- _Work required_:
Give only the number of lines that contain the word "screenshot".

- _The data_:

= = = = = = =

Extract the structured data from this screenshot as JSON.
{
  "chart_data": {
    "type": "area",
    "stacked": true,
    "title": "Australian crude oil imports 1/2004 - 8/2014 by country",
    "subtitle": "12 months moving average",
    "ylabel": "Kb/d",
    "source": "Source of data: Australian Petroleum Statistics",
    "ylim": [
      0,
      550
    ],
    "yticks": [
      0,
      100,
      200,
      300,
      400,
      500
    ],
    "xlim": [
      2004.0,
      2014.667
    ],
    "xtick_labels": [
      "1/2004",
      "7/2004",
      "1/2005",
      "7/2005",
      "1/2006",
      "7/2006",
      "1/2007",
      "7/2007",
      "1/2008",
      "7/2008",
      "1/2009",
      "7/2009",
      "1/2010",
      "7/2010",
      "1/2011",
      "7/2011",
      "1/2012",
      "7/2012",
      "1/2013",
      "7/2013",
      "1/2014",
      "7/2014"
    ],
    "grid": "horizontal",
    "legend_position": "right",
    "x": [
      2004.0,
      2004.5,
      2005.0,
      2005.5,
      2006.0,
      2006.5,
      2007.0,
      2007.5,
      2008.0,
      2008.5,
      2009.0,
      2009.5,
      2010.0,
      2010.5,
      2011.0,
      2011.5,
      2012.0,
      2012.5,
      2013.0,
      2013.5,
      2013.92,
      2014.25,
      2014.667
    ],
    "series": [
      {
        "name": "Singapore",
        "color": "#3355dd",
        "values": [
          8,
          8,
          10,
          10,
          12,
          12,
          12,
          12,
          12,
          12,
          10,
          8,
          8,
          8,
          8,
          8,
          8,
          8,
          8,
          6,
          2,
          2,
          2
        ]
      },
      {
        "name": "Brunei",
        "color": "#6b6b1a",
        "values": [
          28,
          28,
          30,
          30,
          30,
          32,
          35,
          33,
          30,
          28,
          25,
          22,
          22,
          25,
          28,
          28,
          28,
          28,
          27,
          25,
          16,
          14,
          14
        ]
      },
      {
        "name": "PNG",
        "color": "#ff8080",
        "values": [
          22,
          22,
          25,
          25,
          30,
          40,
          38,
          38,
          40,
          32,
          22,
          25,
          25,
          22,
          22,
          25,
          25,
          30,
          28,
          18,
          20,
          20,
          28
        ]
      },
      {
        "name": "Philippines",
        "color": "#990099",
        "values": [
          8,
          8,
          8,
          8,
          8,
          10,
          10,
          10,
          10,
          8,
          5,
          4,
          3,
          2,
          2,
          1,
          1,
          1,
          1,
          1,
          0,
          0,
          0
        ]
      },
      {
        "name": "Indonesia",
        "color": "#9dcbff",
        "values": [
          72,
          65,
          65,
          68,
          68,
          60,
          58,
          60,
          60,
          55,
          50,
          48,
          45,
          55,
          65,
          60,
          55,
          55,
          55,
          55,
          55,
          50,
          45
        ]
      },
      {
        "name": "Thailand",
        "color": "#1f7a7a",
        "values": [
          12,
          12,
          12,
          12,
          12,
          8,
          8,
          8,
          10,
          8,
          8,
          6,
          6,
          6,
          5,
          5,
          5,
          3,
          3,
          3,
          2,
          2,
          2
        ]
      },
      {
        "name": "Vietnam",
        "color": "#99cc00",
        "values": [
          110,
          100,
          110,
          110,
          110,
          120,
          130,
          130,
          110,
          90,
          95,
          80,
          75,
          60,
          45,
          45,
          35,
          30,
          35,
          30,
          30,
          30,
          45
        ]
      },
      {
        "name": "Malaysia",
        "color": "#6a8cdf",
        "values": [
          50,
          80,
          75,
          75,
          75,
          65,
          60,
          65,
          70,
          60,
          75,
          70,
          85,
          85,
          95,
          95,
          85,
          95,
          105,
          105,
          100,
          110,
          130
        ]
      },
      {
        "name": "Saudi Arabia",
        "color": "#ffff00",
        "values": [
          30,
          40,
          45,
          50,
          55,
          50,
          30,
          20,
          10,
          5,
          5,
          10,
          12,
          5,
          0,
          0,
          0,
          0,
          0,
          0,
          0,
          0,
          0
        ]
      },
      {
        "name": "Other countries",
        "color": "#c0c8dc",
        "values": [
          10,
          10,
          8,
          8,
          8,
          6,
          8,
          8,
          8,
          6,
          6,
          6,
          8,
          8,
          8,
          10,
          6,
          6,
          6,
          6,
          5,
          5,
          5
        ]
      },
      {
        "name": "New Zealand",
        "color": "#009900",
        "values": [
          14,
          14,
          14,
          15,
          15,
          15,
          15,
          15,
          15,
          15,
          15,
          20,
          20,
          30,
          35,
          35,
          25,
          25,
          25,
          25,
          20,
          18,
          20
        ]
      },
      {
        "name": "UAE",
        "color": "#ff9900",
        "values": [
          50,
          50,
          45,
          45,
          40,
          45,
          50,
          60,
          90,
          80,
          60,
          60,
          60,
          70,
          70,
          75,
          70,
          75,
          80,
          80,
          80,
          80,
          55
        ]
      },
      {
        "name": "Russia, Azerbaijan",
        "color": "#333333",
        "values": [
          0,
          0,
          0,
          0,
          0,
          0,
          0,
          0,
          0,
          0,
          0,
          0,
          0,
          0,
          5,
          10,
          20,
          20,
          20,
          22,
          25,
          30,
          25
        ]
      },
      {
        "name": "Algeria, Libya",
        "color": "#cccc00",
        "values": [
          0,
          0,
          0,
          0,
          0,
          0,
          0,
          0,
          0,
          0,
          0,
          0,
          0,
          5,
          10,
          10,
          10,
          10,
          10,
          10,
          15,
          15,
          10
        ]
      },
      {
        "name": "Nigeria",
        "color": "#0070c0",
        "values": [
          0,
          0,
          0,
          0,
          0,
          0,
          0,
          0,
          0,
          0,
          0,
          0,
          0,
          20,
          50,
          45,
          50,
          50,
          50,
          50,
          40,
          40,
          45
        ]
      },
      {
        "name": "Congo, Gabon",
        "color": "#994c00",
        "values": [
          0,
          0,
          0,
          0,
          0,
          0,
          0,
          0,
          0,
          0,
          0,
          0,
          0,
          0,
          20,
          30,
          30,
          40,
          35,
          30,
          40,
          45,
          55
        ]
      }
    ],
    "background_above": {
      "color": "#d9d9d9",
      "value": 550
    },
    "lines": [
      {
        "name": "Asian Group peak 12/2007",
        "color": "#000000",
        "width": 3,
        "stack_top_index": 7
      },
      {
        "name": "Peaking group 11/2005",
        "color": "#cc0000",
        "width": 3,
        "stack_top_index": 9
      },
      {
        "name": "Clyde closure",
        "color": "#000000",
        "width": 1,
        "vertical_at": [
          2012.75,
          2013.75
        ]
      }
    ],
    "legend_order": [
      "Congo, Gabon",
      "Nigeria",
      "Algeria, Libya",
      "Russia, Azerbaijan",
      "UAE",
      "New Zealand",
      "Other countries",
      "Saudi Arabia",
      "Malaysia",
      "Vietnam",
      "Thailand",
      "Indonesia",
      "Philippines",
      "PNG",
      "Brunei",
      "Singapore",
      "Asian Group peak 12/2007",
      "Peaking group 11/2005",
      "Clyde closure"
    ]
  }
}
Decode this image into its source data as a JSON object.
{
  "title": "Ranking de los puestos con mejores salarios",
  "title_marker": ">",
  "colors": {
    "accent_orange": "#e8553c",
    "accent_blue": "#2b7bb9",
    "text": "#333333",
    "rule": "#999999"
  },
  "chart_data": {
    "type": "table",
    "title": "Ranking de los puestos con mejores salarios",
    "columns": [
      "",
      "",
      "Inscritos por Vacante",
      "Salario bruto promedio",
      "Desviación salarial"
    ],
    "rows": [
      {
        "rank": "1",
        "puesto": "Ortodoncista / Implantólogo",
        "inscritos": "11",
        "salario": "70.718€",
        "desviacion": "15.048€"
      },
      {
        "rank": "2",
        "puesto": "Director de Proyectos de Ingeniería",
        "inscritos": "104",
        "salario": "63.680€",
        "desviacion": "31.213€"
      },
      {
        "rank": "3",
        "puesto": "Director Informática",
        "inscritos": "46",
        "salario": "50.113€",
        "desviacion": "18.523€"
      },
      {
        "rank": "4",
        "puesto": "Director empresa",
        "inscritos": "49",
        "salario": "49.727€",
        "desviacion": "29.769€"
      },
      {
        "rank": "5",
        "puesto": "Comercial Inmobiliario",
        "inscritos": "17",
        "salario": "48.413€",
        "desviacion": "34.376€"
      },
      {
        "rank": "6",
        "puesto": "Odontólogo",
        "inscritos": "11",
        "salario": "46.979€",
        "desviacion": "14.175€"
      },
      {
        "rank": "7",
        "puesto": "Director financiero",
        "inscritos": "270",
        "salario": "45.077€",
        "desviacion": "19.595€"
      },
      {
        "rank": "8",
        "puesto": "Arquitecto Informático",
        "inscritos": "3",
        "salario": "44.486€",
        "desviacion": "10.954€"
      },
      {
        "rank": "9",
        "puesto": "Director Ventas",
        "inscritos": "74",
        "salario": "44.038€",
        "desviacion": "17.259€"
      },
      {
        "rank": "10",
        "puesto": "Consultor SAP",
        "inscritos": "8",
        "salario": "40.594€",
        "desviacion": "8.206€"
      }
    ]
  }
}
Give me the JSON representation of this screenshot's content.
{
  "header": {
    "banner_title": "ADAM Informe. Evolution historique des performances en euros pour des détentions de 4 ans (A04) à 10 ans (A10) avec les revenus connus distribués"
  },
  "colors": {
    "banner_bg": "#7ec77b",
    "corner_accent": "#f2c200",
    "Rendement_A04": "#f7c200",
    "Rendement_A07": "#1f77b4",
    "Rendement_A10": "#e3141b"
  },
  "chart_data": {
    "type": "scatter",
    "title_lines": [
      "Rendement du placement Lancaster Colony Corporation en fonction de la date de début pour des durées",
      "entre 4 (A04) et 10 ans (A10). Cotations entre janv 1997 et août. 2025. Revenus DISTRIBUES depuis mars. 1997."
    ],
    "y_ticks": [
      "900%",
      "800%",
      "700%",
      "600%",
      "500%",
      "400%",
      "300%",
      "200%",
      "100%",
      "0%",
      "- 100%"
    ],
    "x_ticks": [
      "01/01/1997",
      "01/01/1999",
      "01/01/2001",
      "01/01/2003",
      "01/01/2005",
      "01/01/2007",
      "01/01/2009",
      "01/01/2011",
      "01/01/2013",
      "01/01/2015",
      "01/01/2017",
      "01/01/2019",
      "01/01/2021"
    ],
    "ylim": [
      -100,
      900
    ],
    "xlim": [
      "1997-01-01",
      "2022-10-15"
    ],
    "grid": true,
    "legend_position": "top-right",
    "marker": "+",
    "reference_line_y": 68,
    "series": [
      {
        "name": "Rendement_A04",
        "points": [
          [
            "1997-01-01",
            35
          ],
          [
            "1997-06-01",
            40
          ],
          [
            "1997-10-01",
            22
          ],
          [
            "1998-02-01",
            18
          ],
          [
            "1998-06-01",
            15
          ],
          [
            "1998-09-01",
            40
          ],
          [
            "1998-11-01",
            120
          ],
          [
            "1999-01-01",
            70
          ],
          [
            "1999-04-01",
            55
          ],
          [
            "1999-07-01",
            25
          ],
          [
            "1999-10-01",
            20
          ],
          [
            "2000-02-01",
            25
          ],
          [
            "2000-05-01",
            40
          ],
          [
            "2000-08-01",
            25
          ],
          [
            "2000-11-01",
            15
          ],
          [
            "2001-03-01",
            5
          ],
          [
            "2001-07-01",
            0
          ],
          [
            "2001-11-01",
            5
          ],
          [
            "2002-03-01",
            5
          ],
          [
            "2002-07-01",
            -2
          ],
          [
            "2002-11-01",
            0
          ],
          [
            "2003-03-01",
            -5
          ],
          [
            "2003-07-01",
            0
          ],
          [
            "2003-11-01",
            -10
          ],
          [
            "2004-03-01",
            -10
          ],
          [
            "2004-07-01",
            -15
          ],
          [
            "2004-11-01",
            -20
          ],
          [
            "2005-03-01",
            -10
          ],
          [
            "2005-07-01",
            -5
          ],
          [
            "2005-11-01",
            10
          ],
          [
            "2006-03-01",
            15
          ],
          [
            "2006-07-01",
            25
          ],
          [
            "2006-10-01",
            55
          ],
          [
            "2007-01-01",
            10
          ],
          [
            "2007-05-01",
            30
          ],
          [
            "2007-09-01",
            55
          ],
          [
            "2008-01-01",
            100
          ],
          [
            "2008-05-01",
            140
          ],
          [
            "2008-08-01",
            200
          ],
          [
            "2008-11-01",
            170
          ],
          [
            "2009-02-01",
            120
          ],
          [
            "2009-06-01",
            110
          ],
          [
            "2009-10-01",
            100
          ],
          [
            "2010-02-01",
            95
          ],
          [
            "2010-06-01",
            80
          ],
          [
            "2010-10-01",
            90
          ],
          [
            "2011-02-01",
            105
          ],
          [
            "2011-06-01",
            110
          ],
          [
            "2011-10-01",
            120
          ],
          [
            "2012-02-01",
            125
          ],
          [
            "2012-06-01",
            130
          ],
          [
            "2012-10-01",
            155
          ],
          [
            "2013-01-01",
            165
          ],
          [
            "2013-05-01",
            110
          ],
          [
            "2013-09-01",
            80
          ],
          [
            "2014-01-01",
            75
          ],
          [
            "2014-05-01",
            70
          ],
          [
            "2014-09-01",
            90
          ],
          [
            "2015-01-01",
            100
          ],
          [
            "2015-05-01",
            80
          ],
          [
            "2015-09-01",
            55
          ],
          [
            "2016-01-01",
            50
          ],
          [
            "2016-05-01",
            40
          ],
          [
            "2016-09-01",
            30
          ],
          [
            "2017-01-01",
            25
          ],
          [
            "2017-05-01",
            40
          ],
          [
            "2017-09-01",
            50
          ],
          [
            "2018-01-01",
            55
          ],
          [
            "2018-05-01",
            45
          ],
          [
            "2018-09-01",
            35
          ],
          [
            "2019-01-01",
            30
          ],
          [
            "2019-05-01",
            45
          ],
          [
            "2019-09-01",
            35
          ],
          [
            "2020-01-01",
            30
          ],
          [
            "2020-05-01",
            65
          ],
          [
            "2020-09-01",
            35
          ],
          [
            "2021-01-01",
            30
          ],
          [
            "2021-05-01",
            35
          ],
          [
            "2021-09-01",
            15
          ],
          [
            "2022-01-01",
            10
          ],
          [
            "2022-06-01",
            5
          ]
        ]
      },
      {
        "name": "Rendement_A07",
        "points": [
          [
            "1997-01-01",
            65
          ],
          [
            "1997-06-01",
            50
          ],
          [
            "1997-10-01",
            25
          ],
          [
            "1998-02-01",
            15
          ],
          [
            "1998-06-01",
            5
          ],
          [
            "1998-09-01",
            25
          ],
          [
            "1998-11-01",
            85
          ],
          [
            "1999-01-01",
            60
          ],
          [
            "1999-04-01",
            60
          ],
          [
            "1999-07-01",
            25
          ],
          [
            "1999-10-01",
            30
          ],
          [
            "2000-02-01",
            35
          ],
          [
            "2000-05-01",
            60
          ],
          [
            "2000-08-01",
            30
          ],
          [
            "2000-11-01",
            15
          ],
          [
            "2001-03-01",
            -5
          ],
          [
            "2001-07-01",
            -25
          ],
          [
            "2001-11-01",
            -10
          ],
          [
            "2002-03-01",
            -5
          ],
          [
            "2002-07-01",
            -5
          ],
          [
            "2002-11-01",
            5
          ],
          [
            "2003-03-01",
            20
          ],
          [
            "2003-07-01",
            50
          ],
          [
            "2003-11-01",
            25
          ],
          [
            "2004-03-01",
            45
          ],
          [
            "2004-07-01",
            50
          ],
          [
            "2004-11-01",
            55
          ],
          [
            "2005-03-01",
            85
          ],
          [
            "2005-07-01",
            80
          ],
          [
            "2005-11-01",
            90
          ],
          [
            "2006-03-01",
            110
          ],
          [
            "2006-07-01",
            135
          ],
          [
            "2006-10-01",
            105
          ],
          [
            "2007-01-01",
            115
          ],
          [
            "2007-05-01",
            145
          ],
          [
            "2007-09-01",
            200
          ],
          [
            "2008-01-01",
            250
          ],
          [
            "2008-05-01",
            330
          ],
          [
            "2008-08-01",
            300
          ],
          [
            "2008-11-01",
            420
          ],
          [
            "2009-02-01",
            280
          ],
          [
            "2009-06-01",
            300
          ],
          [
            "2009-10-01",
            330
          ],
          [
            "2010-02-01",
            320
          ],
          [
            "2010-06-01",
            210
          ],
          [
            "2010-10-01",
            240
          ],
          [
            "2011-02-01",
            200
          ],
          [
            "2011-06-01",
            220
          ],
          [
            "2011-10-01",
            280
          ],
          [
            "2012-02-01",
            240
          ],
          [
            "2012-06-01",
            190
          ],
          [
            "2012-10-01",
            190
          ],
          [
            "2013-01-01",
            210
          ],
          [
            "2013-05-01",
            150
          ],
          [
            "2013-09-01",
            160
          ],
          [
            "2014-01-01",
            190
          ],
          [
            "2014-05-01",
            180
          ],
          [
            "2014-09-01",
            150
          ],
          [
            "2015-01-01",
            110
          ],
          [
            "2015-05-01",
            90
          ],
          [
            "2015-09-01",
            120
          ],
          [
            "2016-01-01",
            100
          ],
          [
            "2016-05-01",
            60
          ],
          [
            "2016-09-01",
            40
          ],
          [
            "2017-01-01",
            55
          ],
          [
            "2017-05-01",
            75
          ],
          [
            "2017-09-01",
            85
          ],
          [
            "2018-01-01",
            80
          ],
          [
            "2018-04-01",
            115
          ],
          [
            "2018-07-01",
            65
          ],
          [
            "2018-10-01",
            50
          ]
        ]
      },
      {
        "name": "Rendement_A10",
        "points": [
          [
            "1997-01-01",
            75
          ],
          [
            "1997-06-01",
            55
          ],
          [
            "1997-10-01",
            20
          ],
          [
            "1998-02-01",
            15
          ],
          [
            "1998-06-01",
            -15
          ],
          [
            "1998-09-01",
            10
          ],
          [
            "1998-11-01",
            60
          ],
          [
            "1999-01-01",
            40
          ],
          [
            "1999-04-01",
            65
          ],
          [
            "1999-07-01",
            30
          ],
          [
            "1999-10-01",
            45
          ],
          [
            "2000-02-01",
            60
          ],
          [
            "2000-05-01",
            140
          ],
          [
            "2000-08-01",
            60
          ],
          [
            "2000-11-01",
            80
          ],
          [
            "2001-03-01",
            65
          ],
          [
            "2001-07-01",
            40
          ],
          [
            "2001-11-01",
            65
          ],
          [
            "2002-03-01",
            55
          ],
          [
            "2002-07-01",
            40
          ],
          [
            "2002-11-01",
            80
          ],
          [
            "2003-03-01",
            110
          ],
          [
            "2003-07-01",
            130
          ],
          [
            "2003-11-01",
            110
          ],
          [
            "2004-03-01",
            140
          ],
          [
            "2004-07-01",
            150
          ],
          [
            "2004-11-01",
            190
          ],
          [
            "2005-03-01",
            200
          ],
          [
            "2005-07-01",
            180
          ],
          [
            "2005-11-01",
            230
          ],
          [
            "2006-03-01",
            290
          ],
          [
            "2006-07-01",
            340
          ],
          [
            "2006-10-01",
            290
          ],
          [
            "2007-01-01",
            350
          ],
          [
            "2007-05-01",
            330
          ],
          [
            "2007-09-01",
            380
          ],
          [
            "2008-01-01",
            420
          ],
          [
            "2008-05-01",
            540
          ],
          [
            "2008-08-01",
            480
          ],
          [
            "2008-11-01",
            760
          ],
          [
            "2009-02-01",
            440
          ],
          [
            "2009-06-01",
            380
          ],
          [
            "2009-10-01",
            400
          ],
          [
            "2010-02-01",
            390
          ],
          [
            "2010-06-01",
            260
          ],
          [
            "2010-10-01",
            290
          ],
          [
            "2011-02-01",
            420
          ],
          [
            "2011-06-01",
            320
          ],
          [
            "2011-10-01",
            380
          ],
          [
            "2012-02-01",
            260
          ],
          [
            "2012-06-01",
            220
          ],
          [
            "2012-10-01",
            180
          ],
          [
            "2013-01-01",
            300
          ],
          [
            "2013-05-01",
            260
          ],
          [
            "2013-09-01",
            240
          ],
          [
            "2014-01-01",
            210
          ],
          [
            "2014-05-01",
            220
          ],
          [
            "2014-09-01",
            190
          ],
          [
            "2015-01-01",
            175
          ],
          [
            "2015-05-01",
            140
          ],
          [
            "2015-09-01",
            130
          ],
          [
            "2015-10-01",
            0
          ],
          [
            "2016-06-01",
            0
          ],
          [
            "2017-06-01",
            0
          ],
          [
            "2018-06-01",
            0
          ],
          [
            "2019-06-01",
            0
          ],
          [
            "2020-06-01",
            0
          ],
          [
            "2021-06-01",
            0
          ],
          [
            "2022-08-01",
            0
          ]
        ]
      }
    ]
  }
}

= = = = = = =

- _Full output_:
2